[Dataset excerpt]
####################

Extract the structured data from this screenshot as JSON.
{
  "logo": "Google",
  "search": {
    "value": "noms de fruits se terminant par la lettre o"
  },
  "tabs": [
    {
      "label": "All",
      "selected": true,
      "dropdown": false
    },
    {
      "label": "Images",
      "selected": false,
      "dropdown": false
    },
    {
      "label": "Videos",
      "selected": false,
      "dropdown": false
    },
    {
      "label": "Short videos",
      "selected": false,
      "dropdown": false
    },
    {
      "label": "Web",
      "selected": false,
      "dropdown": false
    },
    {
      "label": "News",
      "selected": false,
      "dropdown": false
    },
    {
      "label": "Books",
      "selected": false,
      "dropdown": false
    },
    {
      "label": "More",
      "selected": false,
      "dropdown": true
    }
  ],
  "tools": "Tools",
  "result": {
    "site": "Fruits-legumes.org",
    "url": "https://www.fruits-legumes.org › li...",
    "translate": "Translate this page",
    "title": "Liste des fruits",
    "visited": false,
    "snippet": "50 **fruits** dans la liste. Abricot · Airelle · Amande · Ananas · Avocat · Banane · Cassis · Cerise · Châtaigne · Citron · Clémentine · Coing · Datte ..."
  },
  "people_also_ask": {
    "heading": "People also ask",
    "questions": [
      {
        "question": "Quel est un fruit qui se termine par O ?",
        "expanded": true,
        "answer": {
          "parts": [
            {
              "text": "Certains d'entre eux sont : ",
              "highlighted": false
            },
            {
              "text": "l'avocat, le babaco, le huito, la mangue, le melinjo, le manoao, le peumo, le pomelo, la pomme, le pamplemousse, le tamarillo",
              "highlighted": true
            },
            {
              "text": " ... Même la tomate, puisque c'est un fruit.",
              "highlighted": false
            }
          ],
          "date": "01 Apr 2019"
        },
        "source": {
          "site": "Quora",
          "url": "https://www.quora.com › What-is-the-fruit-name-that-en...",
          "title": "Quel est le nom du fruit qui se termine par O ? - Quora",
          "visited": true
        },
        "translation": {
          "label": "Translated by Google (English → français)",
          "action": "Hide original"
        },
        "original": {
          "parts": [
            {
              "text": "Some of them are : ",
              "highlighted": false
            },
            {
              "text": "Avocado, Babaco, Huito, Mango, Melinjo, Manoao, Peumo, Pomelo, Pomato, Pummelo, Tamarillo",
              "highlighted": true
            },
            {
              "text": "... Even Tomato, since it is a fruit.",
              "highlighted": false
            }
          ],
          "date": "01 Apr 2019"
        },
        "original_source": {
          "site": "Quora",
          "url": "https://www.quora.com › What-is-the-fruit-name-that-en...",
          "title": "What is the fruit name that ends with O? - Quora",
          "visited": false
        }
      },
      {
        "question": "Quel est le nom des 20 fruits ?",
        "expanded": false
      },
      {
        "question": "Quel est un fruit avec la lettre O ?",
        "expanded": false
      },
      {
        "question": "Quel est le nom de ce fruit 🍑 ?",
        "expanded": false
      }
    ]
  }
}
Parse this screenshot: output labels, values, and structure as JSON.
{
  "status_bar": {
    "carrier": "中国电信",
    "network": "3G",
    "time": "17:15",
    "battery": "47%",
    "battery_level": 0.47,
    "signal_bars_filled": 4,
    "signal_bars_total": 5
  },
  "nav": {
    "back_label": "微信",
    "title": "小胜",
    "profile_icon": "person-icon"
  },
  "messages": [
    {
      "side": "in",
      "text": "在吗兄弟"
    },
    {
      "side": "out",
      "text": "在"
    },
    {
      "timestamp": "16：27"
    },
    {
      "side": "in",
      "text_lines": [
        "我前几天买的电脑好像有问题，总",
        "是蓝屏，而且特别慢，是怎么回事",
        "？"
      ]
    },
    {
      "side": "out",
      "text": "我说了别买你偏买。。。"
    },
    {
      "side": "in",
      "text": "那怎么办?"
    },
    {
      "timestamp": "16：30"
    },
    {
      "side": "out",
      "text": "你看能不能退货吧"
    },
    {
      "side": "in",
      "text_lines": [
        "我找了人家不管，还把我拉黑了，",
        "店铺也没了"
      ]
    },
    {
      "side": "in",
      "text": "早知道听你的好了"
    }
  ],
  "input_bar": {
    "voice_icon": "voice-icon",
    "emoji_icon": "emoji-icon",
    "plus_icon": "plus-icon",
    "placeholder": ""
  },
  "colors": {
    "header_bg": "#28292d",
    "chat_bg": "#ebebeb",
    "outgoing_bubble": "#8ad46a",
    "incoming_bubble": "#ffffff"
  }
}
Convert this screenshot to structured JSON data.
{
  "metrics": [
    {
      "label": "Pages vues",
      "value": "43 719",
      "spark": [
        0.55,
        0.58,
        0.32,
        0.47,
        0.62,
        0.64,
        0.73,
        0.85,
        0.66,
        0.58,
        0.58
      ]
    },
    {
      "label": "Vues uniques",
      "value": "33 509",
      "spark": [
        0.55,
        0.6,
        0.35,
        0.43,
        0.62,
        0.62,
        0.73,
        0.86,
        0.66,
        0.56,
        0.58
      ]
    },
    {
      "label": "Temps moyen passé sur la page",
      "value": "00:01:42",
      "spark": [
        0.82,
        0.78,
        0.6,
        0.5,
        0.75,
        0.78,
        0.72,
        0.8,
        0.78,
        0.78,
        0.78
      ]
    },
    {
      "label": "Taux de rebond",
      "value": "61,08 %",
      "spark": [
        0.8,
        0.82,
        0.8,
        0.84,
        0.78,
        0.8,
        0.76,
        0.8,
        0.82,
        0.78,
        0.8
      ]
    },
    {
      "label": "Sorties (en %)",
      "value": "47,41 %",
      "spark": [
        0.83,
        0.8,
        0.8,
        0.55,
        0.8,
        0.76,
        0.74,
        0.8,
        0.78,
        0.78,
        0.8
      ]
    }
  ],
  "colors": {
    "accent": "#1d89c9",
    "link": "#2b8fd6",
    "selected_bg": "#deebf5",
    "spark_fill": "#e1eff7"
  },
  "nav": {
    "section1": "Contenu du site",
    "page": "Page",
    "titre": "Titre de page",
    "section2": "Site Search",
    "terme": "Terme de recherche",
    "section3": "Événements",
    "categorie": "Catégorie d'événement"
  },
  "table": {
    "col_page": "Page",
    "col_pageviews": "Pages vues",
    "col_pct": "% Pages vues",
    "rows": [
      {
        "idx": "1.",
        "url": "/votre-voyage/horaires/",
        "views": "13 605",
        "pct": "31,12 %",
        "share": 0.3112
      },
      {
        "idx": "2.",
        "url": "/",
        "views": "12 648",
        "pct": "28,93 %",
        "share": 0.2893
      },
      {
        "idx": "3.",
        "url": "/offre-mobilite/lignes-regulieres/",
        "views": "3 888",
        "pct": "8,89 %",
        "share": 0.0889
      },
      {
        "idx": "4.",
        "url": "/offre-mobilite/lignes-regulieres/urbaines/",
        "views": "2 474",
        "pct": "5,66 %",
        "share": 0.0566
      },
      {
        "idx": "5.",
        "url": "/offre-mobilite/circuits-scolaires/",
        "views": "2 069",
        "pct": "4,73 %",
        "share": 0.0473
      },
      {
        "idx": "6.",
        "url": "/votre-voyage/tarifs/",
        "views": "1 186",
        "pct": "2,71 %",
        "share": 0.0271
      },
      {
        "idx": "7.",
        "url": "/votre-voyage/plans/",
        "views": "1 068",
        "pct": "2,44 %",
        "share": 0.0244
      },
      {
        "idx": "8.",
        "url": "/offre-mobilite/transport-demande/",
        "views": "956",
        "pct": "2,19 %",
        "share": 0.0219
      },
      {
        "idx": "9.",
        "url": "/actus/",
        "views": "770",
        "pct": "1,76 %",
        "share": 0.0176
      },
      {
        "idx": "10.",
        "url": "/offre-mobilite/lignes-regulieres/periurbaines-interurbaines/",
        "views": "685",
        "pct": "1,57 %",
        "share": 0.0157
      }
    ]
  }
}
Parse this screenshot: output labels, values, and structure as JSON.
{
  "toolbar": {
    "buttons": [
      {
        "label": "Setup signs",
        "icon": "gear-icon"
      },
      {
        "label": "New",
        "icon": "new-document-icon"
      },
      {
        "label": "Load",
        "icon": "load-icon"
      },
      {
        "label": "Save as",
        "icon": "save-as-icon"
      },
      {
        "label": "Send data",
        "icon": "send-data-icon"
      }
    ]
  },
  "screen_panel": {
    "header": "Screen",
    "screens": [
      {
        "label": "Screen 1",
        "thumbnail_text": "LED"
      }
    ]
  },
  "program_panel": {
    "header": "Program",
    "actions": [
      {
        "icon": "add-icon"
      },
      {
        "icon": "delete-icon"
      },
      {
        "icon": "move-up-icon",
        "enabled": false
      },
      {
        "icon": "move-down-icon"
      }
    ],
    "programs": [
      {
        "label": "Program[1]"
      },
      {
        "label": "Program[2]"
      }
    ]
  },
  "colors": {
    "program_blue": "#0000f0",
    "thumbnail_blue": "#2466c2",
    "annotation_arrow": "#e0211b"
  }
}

####################

STATED PROBLEM
How many lines in the data contain the string "structured"? Respond with the number only.

ANSWER TO THE TASK
2